* **OBJECTIVE**
Select the lines below containing the word "http".

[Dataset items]
┌──

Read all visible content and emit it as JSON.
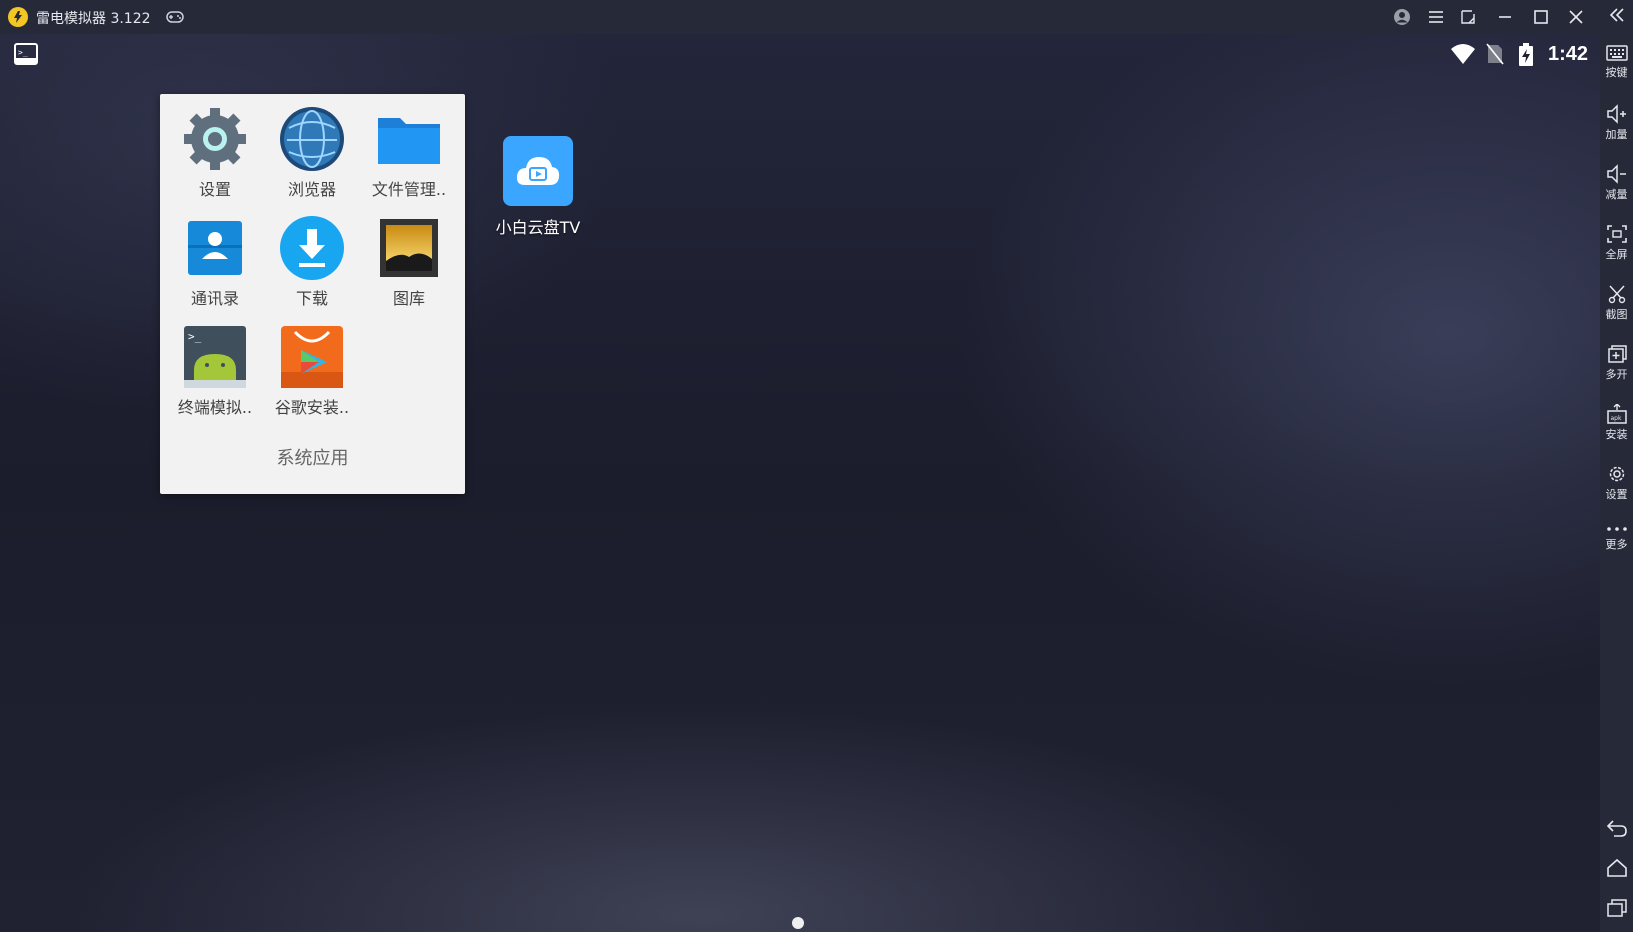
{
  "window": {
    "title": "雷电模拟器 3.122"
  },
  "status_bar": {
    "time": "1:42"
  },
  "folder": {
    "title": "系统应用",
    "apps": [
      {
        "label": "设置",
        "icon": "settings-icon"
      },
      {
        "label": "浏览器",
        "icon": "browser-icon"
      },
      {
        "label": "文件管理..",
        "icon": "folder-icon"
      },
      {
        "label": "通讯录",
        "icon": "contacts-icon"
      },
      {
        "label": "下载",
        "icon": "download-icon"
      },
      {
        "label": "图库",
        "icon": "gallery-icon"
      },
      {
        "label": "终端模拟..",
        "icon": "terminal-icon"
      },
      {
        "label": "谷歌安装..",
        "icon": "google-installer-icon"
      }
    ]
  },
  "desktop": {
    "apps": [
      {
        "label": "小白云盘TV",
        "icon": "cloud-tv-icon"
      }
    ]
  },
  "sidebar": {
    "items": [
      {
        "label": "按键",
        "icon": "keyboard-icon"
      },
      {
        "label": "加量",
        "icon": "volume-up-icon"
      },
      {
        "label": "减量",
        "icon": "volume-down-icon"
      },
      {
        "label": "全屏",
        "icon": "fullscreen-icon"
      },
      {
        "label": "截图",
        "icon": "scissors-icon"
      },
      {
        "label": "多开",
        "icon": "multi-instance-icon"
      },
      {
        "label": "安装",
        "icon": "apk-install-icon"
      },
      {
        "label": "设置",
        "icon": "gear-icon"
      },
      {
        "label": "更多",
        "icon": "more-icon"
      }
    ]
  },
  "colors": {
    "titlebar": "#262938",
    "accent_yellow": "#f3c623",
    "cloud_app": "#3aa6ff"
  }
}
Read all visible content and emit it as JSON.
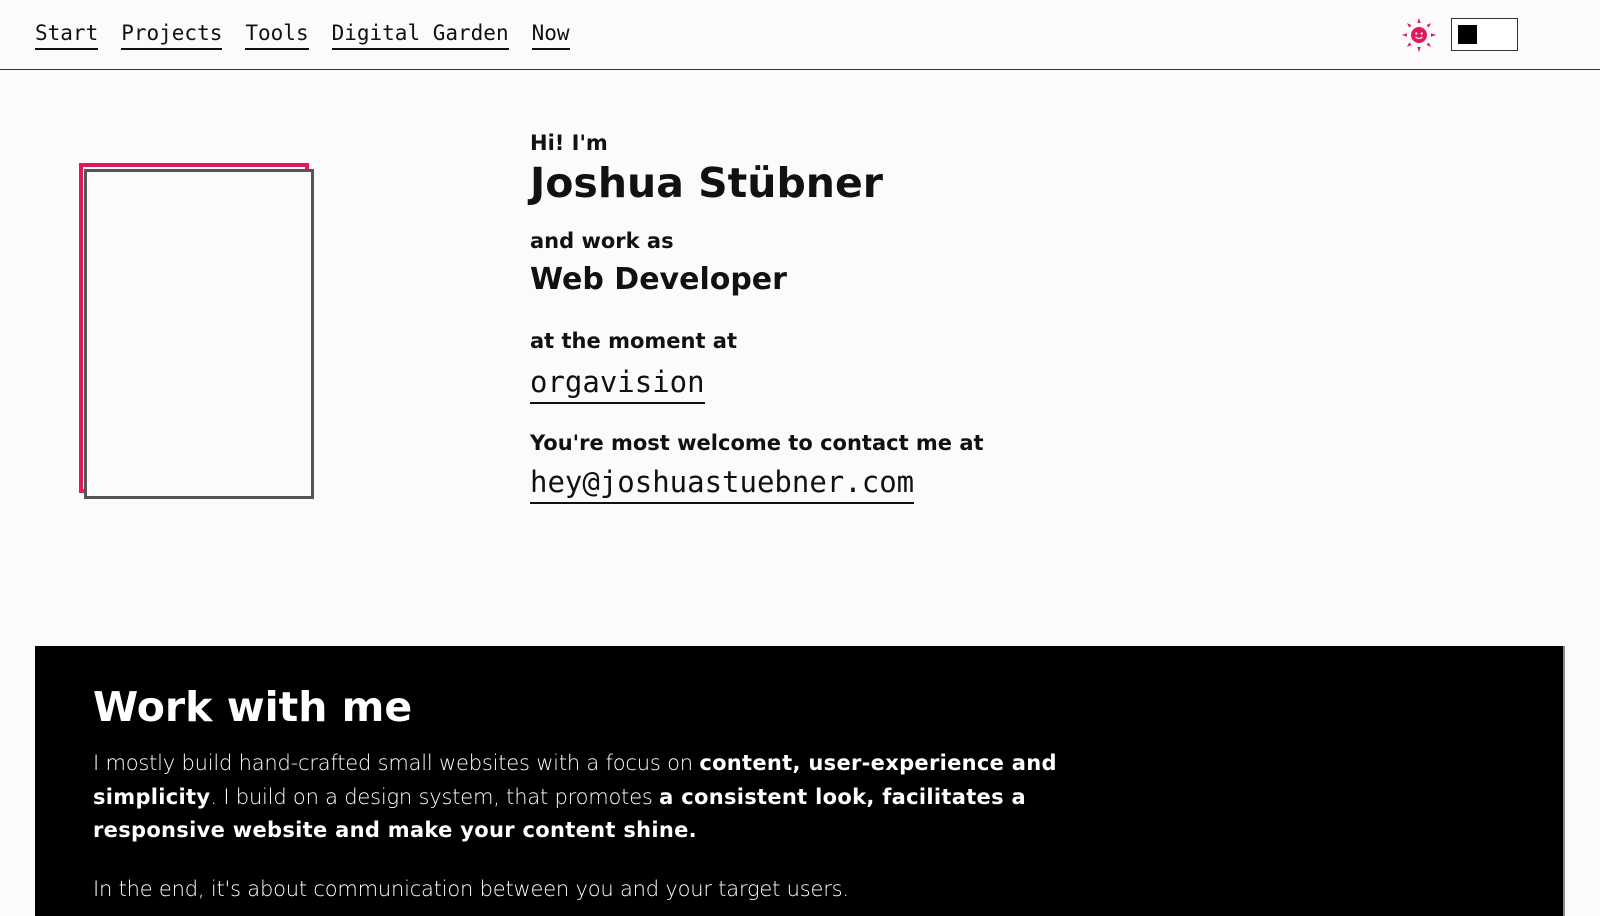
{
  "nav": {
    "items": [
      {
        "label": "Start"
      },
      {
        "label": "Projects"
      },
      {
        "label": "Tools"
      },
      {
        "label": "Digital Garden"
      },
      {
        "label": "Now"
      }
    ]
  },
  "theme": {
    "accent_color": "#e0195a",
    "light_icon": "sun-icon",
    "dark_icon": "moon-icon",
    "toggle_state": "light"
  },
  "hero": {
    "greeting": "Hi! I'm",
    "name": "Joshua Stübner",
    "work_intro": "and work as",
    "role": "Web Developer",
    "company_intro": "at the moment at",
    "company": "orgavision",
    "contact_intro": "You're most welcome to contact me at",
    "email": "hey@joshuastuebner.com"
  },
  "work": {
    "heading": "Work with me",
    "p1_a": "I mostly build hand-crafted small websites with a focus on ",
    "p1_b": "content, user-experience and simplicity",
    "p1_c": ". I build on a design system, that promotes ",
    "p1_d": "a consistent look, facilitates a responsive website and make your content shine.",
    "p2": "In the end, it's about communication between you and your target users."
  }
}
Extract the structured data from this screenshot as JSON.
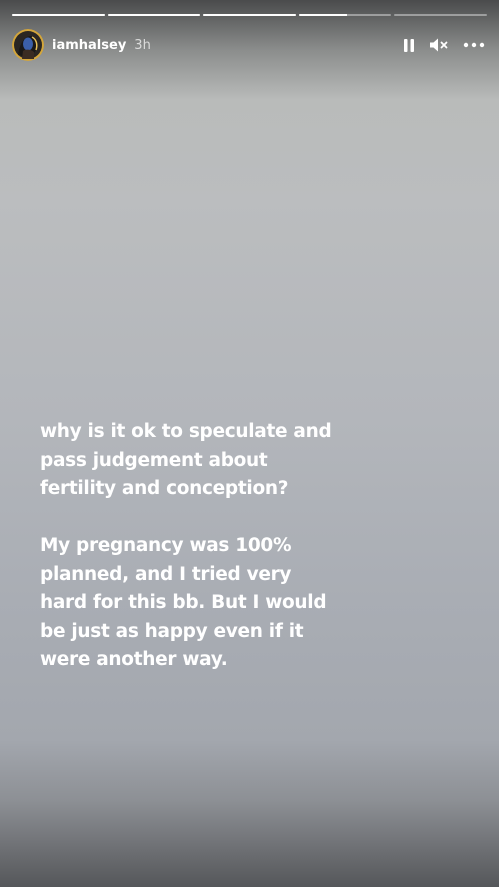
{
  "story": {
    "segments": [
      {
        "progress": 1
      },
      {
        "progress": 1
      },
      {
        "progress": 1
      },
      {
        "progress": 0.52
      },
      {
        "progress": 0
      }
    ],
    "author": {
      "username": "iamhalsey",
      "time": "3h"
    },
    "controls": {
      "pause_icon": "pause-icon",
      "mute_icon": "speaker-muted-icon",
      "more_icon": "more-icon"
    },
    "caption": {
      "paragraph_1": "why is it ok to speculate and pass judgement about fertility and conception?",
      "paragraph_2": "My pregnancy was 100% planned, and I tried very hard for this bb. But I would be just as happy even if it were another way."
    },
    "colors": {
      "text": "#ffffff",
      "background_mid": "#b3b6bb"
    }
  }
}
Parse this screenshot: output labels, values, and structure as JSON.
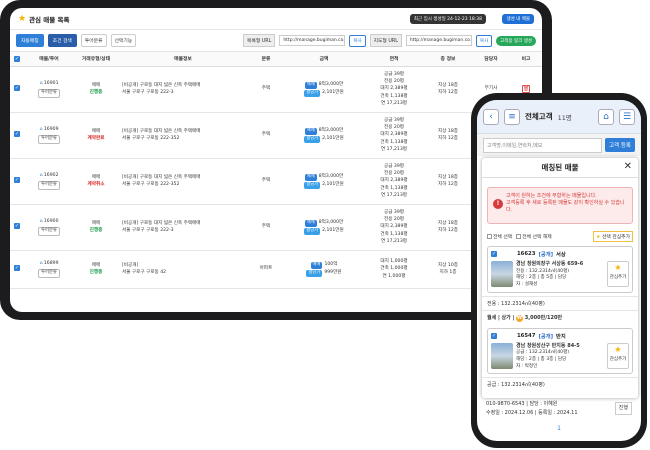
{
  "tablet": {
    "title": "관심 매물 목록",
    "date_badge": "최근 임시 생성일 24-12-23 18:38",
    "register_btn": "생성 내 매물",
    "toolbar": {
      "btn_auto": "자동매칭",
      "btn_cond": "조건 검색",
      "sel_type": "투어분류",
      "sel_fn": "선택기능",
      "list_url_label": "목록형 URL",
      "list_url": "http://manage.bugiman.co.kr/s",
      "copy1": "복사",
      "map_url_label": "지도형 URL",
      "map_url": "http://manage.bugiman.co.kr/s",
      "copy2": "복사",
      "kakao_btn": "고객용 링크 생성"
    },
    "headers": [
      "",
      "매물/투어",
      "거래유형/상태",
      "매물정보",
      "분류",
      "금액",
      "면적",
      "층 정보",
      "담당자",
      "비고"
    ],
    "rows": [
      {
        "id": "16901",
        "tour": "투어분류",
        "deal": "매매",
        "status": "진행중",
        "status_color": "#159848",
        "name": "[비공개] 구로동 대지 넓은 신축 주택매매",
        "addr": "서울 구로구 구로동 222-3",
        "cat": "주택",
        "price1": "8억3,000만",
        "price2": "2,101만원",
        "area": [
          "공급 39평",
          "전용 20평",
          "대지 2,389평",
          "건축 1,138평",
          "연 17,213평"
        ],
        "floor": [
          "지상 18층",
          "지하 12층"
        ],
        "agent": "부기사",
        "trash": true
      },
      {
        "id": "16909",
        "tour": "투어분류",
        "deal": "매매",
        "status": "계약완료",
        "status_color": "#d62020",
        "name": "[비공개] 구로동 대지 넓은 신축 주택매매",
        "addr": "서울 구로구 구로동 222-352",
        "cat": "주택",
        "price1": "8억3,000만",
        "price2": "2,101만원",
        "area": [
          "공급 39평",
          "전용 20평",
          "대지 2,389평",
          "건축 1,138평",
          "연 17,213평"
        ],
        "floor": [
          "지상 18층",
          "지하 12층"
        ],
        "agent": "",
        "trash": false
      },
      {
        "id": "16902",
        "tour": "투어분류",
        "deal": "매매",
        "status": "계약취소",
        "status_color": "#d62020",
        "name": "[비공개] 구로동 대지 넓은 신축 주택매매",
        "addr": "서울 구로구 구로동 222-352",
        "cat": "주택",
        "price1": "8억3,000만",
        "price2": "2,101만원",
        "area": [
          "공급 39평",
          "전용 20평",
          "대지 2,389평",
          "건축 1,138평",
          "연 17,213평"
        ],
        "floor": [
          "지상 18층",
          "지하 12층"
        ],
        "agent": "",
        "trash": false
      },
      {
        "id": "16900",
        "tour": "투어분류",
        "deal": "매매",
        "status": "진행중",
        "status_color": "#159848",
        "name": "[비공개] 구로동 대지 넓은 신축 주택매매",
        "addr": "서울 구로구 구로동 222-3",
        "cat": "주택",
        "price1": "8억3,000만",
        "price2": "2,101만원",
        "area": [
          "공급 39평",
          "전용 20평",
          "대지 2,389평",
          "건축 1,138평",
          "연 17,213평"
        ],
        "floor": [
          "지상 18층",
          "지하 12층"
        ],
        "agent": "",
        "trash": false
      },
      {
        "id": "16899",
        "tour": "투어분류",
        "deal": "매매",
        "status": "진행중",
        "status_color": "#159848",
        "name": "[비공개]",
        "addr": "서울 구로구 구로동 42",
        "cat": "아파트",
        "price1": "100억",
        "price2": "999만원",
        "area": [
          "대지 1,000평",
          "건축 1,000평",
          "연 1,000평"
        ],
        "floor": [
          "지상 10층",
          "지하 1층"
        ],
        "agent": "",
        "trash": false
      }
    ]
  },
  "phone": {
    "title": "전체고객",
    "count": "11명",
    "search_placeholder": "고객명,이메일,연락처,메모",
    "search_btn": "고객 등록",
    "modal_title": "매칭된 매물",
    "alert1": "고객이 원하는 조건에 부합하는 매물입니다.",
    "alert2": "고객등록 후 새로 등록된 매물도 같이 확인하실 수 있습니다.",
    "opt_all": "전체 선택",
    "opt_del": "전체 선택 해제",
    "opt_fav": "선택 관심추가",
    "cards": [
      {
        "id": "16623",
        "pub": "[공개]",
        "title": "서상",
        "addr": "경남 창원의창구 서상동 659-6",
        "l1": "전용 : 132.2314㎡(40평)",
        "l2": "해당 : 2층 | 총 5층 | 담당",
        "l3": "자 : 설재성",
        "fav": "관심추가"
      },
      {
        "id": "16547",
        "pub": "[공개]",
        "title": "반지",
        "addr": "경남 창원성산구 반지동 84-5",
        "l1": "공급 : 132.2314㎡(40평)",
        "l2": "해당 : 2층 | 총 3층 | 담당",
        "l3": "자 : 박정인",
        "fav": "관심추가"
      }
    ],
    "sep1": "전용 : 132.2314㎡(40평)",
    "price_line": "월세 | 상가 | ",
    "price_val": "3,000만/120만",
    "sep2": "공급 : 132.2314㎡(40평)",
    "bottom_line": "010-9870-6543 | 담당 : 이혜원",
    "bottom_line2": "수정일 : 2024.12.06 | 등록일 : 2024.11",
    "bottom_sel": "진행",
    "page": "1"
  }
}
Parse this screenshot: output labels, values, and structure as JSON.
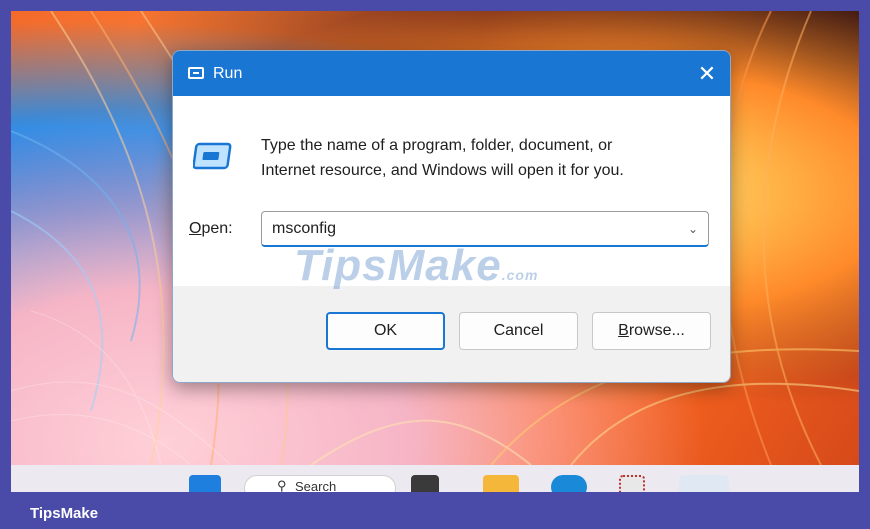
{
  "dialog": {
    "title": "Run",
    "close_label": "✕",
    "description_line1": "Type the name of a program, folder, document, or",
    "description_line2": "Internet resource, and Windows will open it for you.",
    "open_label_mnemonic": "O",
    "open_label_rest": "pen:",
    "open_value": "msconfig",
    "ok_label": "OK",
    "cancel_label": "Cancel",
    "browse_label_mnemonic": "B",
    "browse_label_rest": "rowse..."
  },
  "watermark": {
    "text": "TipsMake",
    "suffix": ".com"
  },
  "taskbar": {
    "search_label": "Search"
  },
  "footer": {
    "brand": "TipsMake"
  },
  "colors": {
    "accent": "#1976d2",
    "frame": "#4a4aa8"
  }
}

└──

* **RESPONSE BELOW**
      "list_url": "http://manage.bugiman.co.kr/s",
      "map_url": "http://manage.bugiman.co.kr/s",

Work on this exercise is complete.